Start MATERIAL SHOWN

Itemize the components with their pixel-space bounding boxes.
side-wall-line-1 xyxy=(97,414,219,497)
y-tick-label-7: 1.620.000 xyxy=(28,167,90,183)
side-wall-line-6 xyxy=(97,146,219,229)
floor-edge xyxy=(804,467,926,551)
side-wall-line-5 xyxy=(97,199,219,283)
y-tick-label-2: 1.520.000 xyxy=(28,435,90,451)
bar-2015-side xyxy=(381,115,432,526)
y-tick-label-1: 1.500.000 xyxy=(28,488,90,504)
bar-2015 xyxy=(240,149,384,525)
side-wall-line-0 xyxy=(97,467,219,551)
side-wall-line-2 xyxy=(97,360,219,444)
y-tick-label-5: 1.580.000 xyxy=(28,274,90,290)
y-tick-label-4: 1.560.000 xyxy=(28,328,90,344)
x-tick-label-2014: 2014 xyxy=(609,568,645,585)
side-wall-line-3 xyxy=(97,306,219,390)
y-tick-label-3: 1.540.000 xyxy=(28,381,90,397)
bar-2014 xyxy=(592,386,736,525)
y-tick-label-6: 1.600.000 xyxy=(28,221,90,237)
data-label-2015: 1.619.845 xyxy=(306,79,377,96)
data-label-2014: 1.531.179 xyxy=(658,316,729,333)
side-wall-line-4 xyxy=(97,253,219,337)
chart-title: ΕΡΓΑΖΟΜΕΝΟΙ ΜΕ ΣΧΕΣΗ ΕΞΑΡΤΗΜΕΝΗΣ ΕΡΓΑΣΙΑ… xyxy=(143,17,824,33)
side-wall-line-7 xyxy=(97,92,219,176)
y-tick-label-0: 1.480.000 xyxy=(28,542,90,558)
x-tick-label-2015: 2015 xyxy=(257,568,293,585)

End MATERIAL SHOWN

REQUIREMENTS -
Reproduce all of the records above word for word, line by line, with nothing added or changed.

SOLUTION FOR THIS PROBLEM -
Itemize the components with their pixel-space bounding boxes.
side-wall-line-1 xyxy=(97,414,219,497)
y-tick-label-7: 1.620.000 xyxy=(28,167,90,183)
side-wall-line-6 xyxy=(97,146,219,229)
floor-edge xyxy=(804,467,926,551)
side-wall-line-5 xyxy=(97,199,219,283)
y-tick-label-2: 1.520.000 xyxy=(28,435,90,451)
bar-2015-side xyxy=(381,115,432,526)
y-tick-label-1: 1.500.000 xyxy=(28,488,90,504)
bar-2015 xyxy=(240,149,384,525)
side-wall-line-0 xyxy=(97,467,219,551)
side-wall-line-2 xyxy=(97,360,219,444)
y-tick-label-5: 1.580.000 xyxy=(28,274,90,290)
y-tick-label-4: 1.560.000 xyxy=(28,328,90,344)
x-tick-label-2014: 2014 xyxy=(609,568,645,585)
side-wall-line-3 xyxy=(97,306,219,390)
y-tick-label-3: 1.540.000 xyxy=(28,381,90,397)
bar-2014 xyxy=(592,386,736,525)
y-tick-label-6: 1.600.000 xyxy=(28,221,90,237)
data-label-2015: 1.619.845 xyxy=(306,79,377,96)
data-label-2014: 1.531.179 xyxy=(658,316,729,333)
side-wall-line-4 xyxy=(97,253,219,337)
chart-title: ΕΡΓΑΖΟΜΕΝΟΙ ΜΕ ΣΧΕΣΗ ΕΞΑΡΤΗΜΕΝΗΣ ΕΡΓΑΣΙΑ… xyxy=(143,17,824,33)
side-wall-line-7 xyxy=(97,92,219,176)
y-tick-label-0: 1.480.000 xyxy=(28,542,90,558)
x-tick-label-2015: 2015 xyxy=(257,568,293,585)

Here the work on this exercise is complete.